## [What the task asks]
Extract each line containing the string "direction".

== Supplied records ==

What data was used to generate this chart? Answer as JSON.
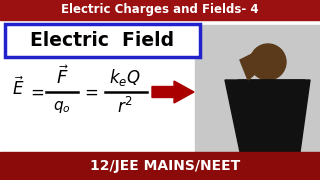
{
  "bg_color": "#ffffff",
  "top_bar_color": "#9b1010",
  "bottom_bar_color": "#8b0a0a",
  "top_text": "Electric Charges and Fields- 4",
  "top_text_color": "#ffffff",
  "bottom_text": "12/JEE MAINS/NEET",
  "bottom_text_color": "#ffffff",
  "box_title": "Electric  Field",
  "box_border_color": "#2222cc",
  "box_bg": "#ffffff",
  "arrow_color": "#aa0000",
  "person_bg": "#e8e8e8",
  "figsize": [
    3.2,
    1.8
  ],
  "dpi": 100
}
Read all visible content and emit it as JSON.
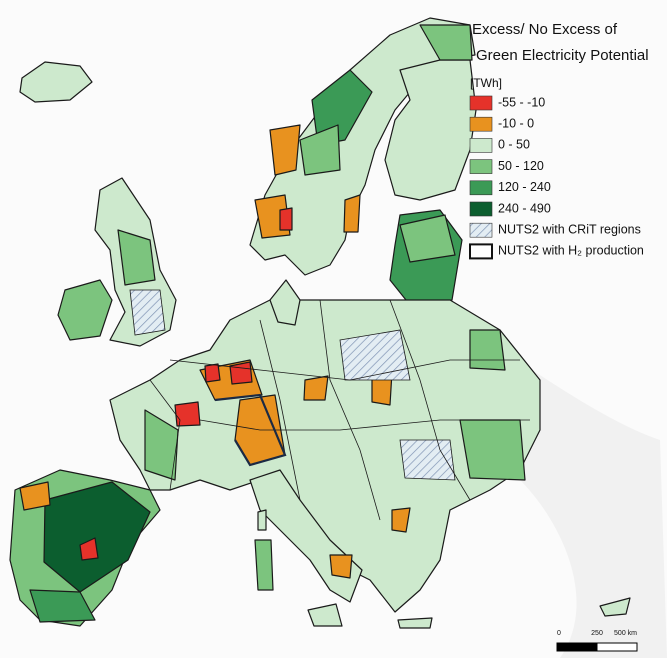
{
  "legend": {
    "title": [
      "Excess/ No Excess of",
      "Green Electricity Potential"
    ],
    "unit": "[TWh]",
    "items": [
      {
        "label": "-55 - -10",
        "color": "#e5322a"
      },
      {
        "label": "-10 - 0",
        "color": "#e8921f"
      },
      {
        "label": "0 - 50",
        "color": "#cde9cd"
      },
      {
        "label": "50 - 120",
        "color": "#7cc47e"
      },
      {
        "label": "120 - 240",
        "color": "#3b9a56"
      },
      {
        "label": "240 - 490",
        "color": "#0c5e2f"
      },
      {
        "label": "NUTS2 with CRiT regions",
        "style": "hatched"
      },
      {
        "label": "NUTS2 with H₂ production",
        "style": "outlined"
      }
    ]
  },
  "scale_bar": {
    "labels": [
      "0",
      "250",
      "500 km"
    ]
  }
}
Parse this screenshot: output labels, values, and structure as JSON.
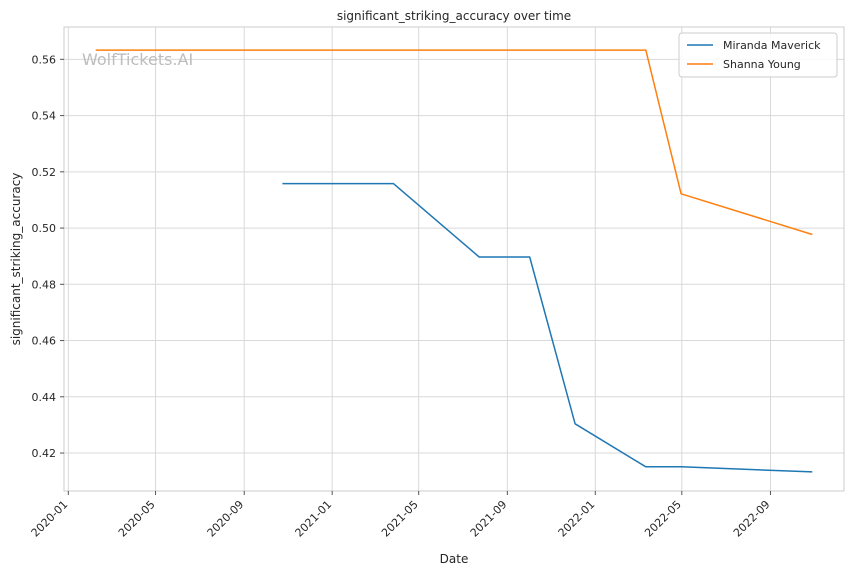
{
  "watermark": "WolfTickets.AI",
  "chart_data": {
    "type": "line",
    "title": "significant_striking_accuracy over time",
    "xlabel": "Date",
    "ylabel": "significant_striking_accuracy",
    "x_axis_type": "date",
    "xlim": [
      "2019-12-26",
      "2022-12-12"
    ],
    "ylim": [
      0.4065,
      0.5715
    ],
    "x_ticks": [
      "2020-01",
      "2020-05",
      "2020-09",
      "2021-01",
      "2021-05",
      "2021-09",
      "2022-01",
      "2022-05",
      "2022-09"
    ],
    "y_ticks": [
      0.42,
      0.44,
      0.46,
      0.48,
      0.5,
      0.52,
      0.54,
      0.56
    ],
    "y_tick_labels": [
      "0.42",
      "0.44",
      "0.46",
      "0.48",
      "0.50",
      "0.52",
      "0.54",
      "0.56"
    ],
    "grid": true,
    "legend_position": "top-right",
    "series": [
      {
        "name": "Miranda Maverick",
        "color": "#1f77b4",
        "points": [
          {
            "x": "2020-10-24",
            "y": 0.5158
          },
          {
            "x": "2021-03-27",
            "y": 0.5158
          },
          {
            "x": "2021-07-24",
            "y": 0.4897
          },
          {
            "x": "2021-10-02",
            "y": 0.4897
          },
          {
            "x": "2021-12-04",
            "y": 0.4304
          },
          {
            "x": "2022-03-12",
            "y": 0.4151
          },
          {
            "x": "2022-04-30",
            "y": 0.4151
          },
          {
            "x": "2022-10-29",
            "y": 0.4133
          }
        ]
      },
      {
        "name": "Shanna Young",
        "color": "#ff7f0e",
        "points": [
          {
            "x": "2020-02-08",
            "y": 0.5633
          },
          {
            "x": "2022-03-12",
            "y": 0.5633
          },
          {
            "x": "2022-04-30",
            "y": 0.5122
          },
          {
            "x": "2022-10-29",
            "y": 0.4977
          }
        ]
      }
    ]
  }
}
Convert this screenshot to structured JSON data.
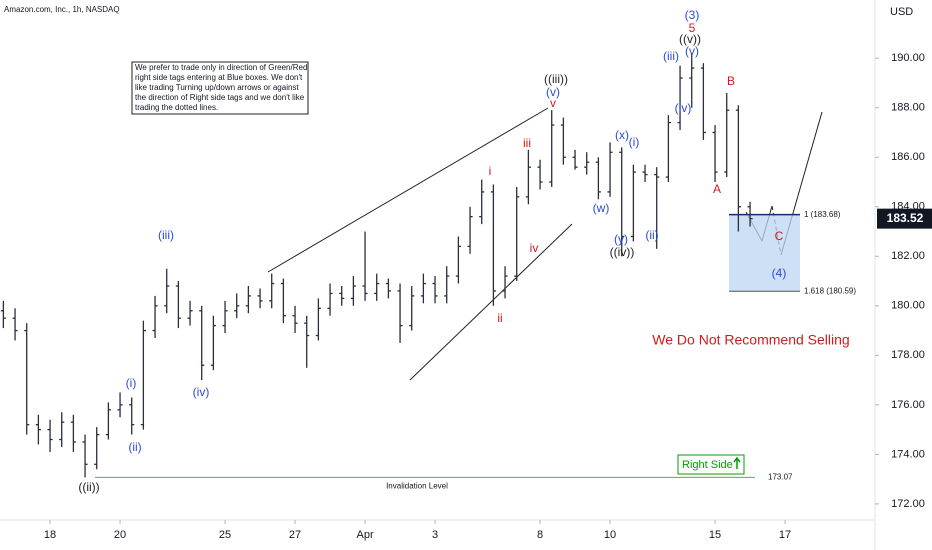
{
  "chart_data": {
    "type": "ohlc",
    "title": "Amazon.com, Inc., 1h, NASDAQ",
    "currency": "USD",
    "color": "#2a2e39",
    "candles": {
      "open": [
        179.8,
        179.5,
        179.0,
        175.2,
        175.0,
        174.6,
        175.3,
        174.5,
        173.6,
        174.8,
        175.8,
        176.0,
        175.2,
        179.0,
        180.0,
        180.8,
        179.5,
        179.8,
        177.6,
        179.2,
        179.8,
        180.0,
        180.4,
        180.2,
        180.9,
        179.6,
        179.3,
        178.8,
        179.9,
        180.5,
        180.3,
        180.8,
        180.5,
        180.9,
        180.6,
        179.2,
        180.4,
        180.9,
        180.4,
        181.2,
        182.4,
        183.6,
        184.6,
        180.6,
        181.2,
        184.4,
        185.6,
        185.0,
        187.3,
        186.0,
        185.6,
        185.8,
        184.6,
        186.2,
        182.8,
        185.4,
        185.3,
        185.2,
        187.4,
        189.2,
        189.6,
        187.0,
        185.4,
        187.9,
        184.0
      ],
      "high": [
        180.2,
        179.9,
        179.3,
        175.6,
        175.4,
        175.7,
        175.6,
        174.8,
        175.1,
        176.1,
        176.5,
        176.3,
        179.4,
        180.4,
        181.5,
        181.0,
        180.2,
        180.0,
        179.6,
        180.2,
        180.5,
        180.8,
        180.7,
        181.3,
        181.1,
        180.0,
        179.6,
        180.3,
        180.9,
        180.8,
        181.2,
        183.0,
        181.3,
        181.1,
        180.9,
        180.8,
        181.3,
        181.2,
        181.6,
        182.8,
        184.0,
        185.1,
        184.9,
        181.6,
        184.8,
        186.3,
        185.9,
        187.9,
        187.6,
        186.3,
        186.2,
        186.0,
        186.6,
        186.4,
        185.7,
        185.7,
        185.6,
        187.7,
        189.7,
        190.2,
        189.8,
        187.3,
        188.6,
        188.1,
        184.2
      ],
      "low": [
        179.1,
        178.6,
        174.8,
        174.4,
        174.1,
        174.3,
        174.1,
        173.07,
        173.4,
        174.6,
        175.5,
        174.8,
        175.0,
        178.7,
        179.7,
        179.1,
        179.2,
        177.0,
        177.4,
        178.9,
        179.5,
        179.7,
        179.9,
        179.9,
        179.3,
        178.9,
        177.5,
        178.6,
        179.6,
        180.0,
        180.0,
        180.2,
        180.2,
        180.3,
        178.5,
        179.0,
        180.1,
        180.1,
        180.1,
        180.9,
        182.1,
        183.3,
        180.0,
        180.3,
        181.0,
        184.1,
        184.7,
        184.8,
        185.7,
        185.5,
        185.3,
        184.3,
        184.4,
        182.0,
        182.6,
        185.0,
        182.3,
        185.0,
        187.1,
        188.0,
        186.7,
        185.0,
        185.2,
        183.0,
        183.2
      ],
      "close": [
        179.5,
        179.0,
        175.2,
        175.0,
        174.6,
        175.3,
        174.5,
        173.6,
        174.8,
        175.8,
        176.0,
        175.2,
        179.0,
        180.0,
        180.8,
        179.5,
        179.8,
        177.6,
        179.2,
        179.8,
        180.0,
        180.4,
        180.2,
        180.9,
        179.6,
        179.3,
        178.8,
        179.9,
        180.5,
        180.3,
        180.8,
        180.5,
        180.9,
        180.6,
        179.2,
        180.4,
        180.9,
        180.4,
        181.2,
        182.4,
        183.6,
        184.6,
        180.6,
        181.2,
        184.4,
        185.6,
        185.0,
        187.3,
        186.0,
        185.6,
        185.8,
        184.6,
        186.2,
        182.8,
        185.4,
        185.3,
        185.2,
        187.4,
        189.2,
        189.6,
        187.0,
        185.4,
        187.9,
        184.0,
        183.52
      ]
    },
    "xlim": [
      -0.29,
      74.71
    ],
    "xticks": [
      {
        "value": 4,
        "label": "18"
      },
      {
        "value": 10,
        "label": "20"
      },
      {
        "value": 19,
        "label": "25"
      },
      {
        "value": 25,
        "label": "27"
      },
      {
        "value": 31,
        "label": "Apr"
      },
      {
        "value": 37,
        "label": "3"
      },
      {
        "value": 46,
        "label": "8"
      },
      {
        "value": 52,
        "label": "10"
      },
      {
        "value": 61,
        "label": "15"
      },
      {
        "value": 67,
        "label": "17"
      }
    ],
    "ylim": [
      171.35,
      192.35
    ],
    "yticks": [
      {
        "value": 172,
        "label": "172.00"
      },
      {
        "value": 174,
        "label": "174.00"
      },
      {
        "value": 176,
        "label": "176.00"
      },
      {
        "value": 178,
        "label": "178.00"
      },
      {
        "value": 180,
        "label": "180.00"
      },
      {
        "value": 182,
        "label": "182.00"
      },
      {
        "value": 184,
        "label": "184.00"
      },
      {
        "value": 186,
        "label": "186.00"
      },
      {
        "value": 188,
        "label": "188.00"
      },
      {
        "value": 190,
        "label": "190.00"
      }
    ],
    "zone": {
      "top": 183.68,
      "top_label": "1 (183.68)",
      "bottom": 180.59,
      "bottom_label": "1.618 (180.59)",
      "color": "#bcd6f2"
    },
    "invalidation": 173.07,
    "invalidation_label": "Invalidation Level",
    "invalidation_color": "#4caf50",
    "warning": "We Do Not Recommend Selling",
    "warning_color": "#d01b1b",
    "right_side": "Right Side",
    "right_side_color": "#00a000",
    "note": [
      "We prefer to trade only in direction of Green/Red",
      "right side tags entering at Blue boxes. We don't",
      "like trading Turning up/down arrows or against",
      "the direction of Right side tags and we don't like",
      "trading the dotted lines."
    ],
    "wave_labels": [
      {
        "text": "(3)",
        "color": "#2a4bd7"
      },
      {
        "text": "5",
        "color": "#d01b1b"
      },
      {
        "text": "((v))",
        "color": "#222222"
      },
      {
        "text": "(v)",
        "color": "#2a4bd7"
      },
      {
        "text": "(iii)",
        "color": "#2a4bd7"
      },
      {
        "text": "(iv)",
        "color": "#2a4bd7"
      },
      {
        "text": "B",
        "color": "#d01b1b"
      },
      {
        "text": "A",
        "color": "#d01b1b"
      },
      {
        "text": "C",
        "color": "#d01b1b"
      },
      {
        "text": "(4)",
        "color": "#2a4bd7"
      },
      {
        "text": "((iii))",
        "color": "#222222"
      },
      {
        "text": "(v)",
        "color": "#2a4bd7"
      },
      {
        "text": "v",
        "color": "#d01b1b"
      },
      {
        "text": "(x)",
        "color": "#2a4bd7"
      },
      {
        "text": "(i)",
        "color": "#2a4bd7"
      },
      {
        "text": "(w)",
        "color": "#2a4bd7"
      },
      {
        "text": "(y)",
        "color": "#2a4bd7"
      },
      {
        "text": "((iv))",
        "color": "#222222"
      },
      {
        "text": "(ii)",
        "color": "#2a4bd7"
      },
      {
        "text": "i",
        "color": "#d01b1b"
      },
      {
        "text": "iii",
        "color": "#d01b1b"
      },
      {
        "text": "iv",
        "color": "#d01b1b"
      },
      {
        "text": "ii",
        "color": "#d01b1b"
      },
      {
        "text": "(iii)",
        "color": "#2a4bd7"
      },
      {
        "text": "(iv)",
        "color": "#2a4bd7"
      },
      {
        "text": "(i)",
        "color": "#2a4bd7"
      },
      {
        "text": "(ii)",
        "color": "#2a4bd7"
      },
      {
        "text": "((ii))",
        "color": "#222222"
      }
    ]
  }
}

===

## [Task solution]
      "We prefer to trade only in direction of Green/Red",
      "the direction of Right side tags and we don't like",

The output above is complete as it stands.